**WORK REQUIRED**
Each entry below should be written out exactly as it is, with no pictures.

-------- ENTRIES SUPPLIED --------

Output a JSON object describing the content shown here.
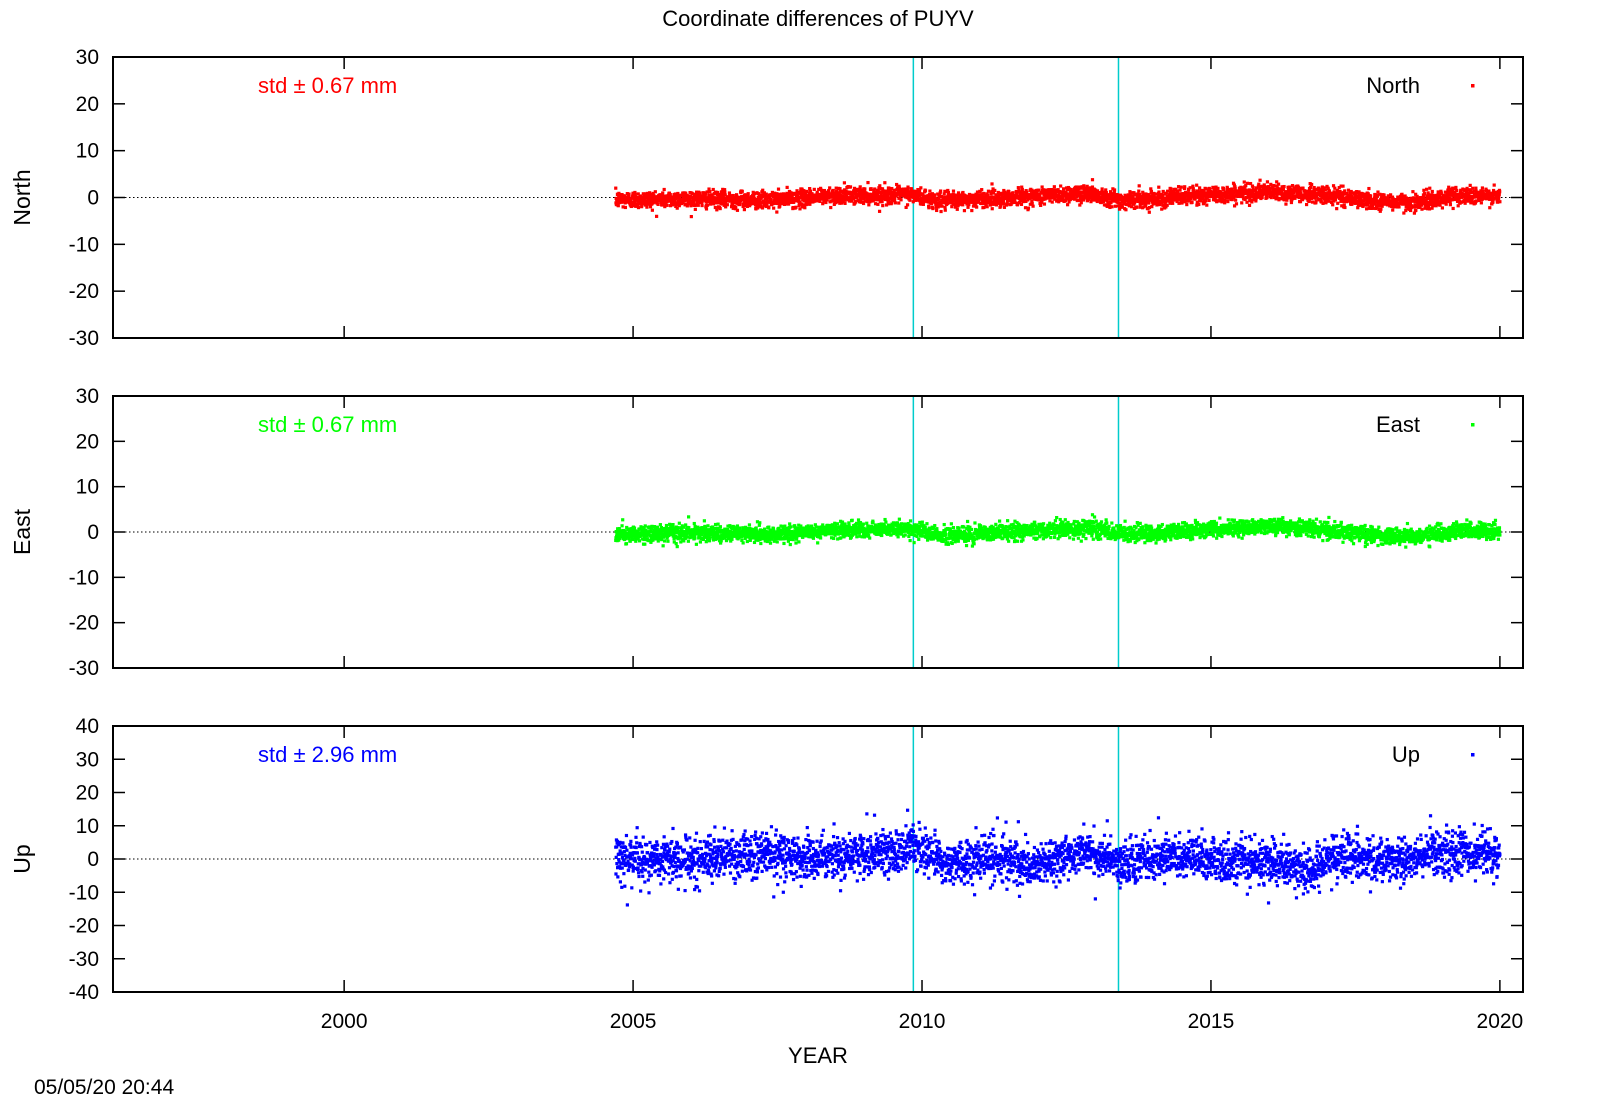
{
  "title": "Coordinate differences of PUYV",
  "timestamp": "05/05/20 20:44",
  "xlabel": "YEAR",
  "colors": {
    "axis": "#000000",
    "marker_line": "#00cccc",
    "zero_line": "#000000"
  },
  "chart_data": [
    {
      "type": "scatter",
      "ylabel": "North",
      "legend": "North",
      "legend_placement": "top-right",
      "std_label": "std ± 0.67 mm",
      "color": "#ff0000",
      "xlim": [
        1996,
        2020.4
      ],
      "ylim": [
        -30,
        30
      ],
      "yticks": [
        30,
        20,
        10,
        0,
        -10,
        -20,
        -30
      ],
      "xticks": [
        2000,
        2005,
        2010,
        2015,
        2020
      ],
      "vlines": [
        2009.85,
        2013.4
      ],
      "data_range": [
        2004.7,
        2020.0
      ],
      "trend": [
        [
          2004.7,
          -0.5
        ],
        [
          2006.0,
          -0.3
        ],
        [
          2007.4,
          -0.6
        ],
        [
          2008.5,
          0.4
        ],
        [
          2009.8,
          0.6
        ],
        [
          2010.3,
          -0.8
        ],
        [
          2011.5,
          0.0
        ],
        [
          2012.9,
          0.9
        ],
        [
          2013.5,
          -0.6
        ],
        [
          2014.5,
          0.2
        ],
        [
          2016.0,
          1.2
        ],
        [
          2017.2,
          0.3
        ],
        [
          2017.8,
          -0.8
        ],
        [
          2018.6,
          -1.0
        ],
        [
          2019.3,
          0.5
        ],
        [
          2020.0,
          0.1
        ]
      ],
      "spread": 0.9,
      "outliers": [
        [
          2012.95,
          3.8
        ],
        [
          2012.8,
          2.5
        ]
      ]
    },
    {
      "type": "scatter",
      "ylabel": "East",
      "legend": "East",
      "legend_placement": "top-right",
      "std_label": "std ± 0.67 mm",
      "color": "#00ff00",
      "xlim": [
        1996,
        2020.4
      ],
      "ylim": [
        -30,
        30
      ],
      "yticks": [
        30,
        20,
        10,
        0,
        -10,
        -20,
        -30
      ],
      "xticks": [
        2000,
        2005,
        2010,
        2015,
        2020
      ],
      "vlines": [
        2009.85,
        2013.4
      ],
      "data_range": [
        2004.7,
        2020.0
      ],
      "trend": [
        [
          2004.7,
          -0.5
        ],
        [
          2006.0,
          -0.3
        ],
        [
          2007.4,
          -0.6
        ],
        [
          2008.5,
          0.4
        ],
        [
          2009.8,
          0.6
        ],
        [
          2010.3,
          -0.8
        ],
        [
          2011.5,
          0.0
        ],
        [
          2012.9,
          0.9
        ],
        [
          2013.5,
          -0.6
        ],
        [
          2014.5,
          0.2
        ],
        [
          2016.0,
          1.2
        ],
        [
          2017.2,
          0.3
        ],
        [
          2017.8,
          -0.8
        ],
        [
          2018.6,
          -1.0
        ],
        [
          2019.3,
          0.5
        ],
        [
          2020.0,
          0.1
        ]
      ],
      "spread": 0.9,
      "outliers": [
        [
          2012.95,
          3.8
        ],
        [
          2012.8,
          2.5
        ]
      ]
    },
    {
      "type": "scatter",
      "ylabel": "Up",
      "legend": "Up",
      "legend_placement": "top-right",
      "std_label": "std ± 2.96 mm",
      "color": "#0000ff",
      "xlim": [
        1996,
        2020.4
      ],
      "ylim": [
        -40,
        40
      ],
      "yticks": [
        40,
        30,
        20,
        10,
        0,
        -10,
        -20,
        -30,
        -40
      ],
      "xticks": [
        2000,
        2005,
        2010,
        2015,
        2020
      ],
      "vlines": [
        2009.85,
        2013.4
      ],
      "data_range": [
        2004.7,
        2020.0
      ],
      "trend": [
        [
          2004.7,
          0.5
        ],
        [
          2005.5,
          -0.5
        ],
        [
          2006.5,
          0.5
        ],
        [
          2007.5,
          1.5
        ],
        [
          2008.0,
          0.0
        ],
        [
          2009.0,
          1.0
        ],
        [
          2009.9,
          3.0
        ],
        [
          2010.5,
          -1.0
        ],
        [
          2011.5,
          0.0
        ],
        [
          2012.0,
          -2.0
        ],
        [
          2012.8,
          2.5
        ],
        [
          2013.4,
          -1.5
        ],
        [
          2014.3,
          1.0
        ],
        [
          2015.0,
          -0.5
        ],
        [
          2016.0,
          -1.0
        ],
        [
          2016.6,
          -3.0
        ],
        [
          2017.3,
          1.0
        ],
        [
          2018.2,
          -0.5
        ],
        [
          2019.0,
          2.0
        ],
        [
          2020.0,
          1.5
        ]
      ],
      "spread": 3.2,
      "outliers": [
        [
          2018.8,
          13.0
        ],
        [
          2009.95,
          11.0
        ],
        [
          2012.8,
          10.5
        ],
        [
          2007.6,
          -10.0
        ],
        [
          2013.0,
          -12.0
        ],
        [
          2016.6,
          -10.5
        ],
        [
          2005.9,
          -9.5
        ]
      ]
    }
  ]
}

--------

**WORKED SOLUTION**
Output a JSON object describing the content shown here.
{
  "title": "Coordinate differences of PUYV",
  "timestamp": "05/05/20 20:44",
  "xlabel": "YEAR",
  "colors": {
    "axis": "#000000",
    "marker_line": "#00cccc",
    "zero_line": "#000000"
  },
  "chart_data": [
    {
      "type": "scatter",
      "ylabel": "North",
      "legend": "North",
      "legend_placement": "top-right",
      "std_label": "std ± 0.67 mm",
      "color": "#ff0000",
      "xlim": [
        1996,
        2020.4
      ],
      "ylim": [
        -30,
        30
      ],
      "yticks": [
        30,
        20,
        10,
        0,
        -10,
        -20,
        -30
      ],
      "xticks": [
        2000,
        2005,
        2010,
        2015,
        2020
      ],
      "vlines": [
        2009.85,
        2013.4
      ],
      "data_range": [
        2004.7,
        2020.0
      ],
      "trend": [
        [
          2004.7,
          -0.5
        ],
        [
          2006.0,
          -0.3
        ],
        [
          2007.4,
          -0.6
        ],
        [
          2008.5,
          0.4
        ],
        [
          2009.8,
          0.6
        ],
        [
          2010.3,
          -0.8
        ],
        [
          2011.5,
          0.0
        ],
        [
          2012.9,
          0.9
        ],
        [
          2013.5,
          -0.6
        ],
        [
          2014.5,
          0.2
        ],
        [
          2016.0,
          1.2
        ],
        [
          2017.2,
          0.3
        ],
        [
          2017.8,
          -0.8
        ],
        [
          2018.6,
          -1.0
        ],
        [
          2019.3,
          0.5
        ],
        [
          2020.0,
          0.1
        ]
      ],
      "spread": 0.9,
      "outliers": [
        [
          2012.95,
          3.8
        ],
        [
          2012.8,
          2.5
        ]
      ]
    },
    {
      "type": "scatter",
      "ylabel": "East",
      "legend": "East",
      "legend_placement": "top-right",
      "std_label": "std ± 0.67 mm",
      "color": "#00ff00",
      "xlim": [
        1996,
        2020.4
      ],
      "ylim": [
        -30,
        30
      ],
      "yticks": [
        30,
        20,
        10,
        0,
        -10,
        -20,
        -30
      ],
      "xticks": [
        2000,
        2005,
        2010,
        2015,
        2020
      ],
      "vlines": [
        2009.85,
        2013.4
      ],
      "data_range": [
        2004.7,
        2020.0
      ],
      "trend": [
        [
          2004.7,
          -0.5
        ],
        [
          2006.0,
          -0.3
        ],
        [
          2007.4,
          -0.6
        ],
        [
          2008.5,
          0.4
        ],
        [
          2009.8,
          0.6
        ],
        [
          2010.3,
          -0.8
        ],
        [
          2011.5,
          0.0
        ],
        [
          2012.9,
          0.9
        ],
        [
          2013.5,
          -0.6
        ],
        [
          2014.5,
          0.2
        ],
        [
          2016.0,
          1.2
        ],
        [
          2017.2,
          0.3
        ],
        [
          2017.8,
          -0.8
        ],
        [
          2018.6,
          -1.0
        ],
        [
          2019.3,
          0.5
        ],
        [
          2020.0,
          0.1
        ]
      ],
      "spread": 0.9,
      "outliers": [
        [
          2012.95,
          3.8
        ],
        [
          2012.8,
          2.5
        ]
      ]
    },
    {
      "type": "scatter",
      "ylabel": "Up",
      "legend": "Up",
      "legend_placement": "top-right",
      "std_label": "std ± 2.96 mm",
      "color": "#0000ff",
      "xlim": [
        1996,
        2020.4
      ],
      "ylim": [
        -40,
        40
      ],
      "yticks": [
        40,
        30,
        20,
        10,
        0,
        -10,
        -20,
        -30,
        -40
      ],
      "xticks": [
        2000,
        2005,
        2010,
        2015,
        2020
      ],
      "vlines": [
        2009.85,
        2013.4
      ],
      "data_range": [
        2004.7,
        2020.0
      ],
      "trend": [
        [
          2004.7,
          0.5
        ],
        [
          2005.5,
          -0.5
        ],
        [
          2006.5,
          0.5
        ],
        [
          2007.5,
          1.5
        ],
        [
          2008.0,
          0.0
        ],
        [
          2009.0,
          1.0
        ],
        [
          2009.9,
          3.0
        ],
        [
          2010.5,
          -1.0
        ],
        [
          2011.5,
          0.0
        ],
        [
          2012.0,
          -2.0
        ],
        [
          2012.8,
          2.5
        ],
        [
          2013.4,
          -1.5
        ],
        [
          2014.3,
          1.0
        ],
        [
          2015.0,
          -0.5
        ],
        [
          2016.0,
          -1.0
        ],
        [
          2016.6,
          -3.0
        ],
        [
          2017.3,
          1.0
        ],
        [
          2018.2,
          -0.5
        ],
        [
          2019.0,
          2.0
        ],
        [
          2020.0,
          1.5
        ]
      ],
      "spread": 3.2,
      "outliers": [
        [
          2018.8,
          13.0
        ],
        [
          2009.95,
          11.0
        ],
        [
          2012.8,
          10.5
        ],
        [
          2007.6,
          -10.0
        ],
        [
          2013.0,
          -12.0
        ],
        [
          2016.6,
          -10.5
        ],
        [
          2005.9,
          -9.5
        ]
      ]
    }
  ]
}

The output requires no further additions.